Exercise instructions: Continue the article on opioid and obesity drug prescribing from the point where it stops, and not the records that follow it.

Extract:

□ □ □ □ □

What gets prescribed and why: Opioids v. obesity meds

By |2018-12-06T18:37:08+00:00December 6th, 2018|Chronic pain, Evidence-Based Medicine, Health Care Trends, Insurance, Uncategorized, What do we pay for and why|

What gets prescribed and why: Opioids v. obesity meds

The U.S. health care system doesn’t always make sense. Sometimes, even when there is some logic to it, the reasons underpinning what gets prescribed by practitioners and covered by insurers are disappointing. Two pieces I read recently provide examples.

In one study, we learn that while primary care physicians are prescribing opioids less often, other specialists and nurse practitioners are prescribing them more often. Ultimately, opioid prescribing remains at a high level, despite known issues with misuse and abuse, and the availability of alternative pain treatments.

At the same time, while 40% of U.S. adults are obese, fewer than 2% of obese patients are offered medications for obesity, and ultimately “only about 1% of eligible patients fill a prescription for a weight loss medication.” Even when weight loss medications are prescribed, it is usually for a specific (fairly short) period of time, explained Dr. Caroline M. Apovian, a Professor of Medicine and Pediatrics, Department of Medicine, Section of Endocrinology at Boston University School of Medicine and the Director of Nutrition and Weight Management, Department of Endocrinology, Diabetes, and Nutrition, at Boston Medical Center, in an opinion piece in Medscape.

This is an example of what we like to call at M2: “what do we pay for and why?” If 40% of the public has a disease, why aren’t treatments prescribed and covered? Several chronic obesity management medications have been approved by the U.S. Food and Drug Administration (FDA) in the past few years, and have proven of efficacy of 5%-10% weight loss, but Dr. Apovian argues that “public perception of obesity as a matter of will power rather than a disease” is a key barrier to lower treatment rates for obesity.

□ □ □ □ □

Recorded information:

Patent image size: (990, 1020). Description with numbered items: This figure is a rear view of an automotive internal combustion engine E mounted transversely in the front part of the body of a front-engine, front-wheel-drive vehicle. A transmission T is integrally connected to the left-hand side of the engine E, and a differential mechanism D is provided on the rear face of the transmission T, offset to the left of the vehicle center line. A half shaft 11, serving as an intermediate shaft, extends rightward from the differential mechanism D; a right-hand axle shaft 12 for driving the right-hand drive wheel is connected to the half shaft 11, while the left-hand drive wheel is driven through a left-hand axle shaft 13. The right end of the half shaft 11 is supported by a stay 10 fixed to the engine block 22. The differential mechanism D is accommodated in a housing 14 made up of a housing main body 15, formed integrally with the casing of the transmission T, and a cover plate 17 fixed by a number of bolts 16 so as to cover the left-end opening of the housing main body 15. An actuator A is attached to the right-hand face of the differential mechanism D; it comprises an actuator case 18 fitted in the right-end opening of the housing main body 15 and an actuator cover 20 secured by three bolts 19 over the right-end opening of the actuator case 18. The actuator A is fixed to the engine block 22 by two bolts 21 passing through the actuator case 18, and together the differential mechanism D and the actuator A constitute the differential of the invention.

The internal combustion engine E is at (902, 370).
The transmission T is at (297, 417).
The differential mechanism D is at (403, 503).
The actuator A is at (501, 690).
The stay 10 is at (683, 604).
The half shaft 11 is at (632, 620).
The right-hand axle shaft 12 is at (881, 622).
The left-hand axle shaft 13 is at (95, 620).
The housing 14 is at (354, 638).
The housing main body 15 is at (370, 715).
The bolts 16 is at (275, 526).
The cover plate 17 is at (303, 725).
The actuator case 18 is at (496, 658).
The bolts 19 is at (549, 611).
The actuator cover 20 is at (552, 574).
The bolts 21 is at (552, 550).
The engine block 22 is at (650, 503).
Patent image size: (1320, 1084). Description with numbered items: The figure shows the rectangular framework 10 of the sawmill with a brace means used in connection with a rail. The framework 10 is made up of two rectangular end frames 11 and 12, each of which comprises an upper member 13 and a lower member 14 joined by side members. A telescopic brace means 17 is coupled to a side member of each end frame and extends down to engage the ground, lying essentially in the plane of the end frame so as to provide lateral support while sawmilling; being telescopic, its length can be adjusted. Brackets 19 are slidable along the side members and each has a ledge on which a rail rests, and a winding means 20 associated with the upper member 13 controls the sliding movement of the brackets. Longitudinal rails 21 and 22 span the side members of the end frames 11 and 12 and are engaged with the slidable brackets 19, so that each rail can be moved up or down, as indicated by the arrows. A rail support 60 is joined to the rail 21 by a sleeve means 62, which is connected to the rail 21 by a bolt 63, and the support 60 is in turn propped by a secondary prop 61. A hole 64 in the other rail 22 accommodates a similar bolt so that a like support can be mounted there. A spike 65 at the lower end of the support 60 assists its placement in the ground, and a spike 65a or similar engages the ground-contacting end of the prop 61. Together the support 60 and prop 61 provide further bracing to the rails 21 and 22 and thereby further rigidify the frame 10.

□ □ □ □ □

Task output:
The U.S. health care system doesn’t necessarily pay for what works, or the treatments people need. As with all policy decisions, there is a judgment about who deserves what, and who should pay for it. In the case of treating obesity with a prescription, Dr. Apovian succinctly explains the current policy stance: “If obesity is considered a moral failing, why treat it with a pill or surgery?”

What’s the hold up? Why do physicians not turn more frequently to the known effective treatments for obesity? Well, sometimes it is lack of proper training (discussed in our in April). Physicians have a lot to stay up to date on, and obesity treatments are often not prioritized despite the prevalence of comorbidities. As we discussed in a back in February, improved insurance coverage for proven effective weight loss treatments could help avoid expensive complications from obesity down the road and may improve quality of life. We suggest this is a better way to choose what is covered the current approach.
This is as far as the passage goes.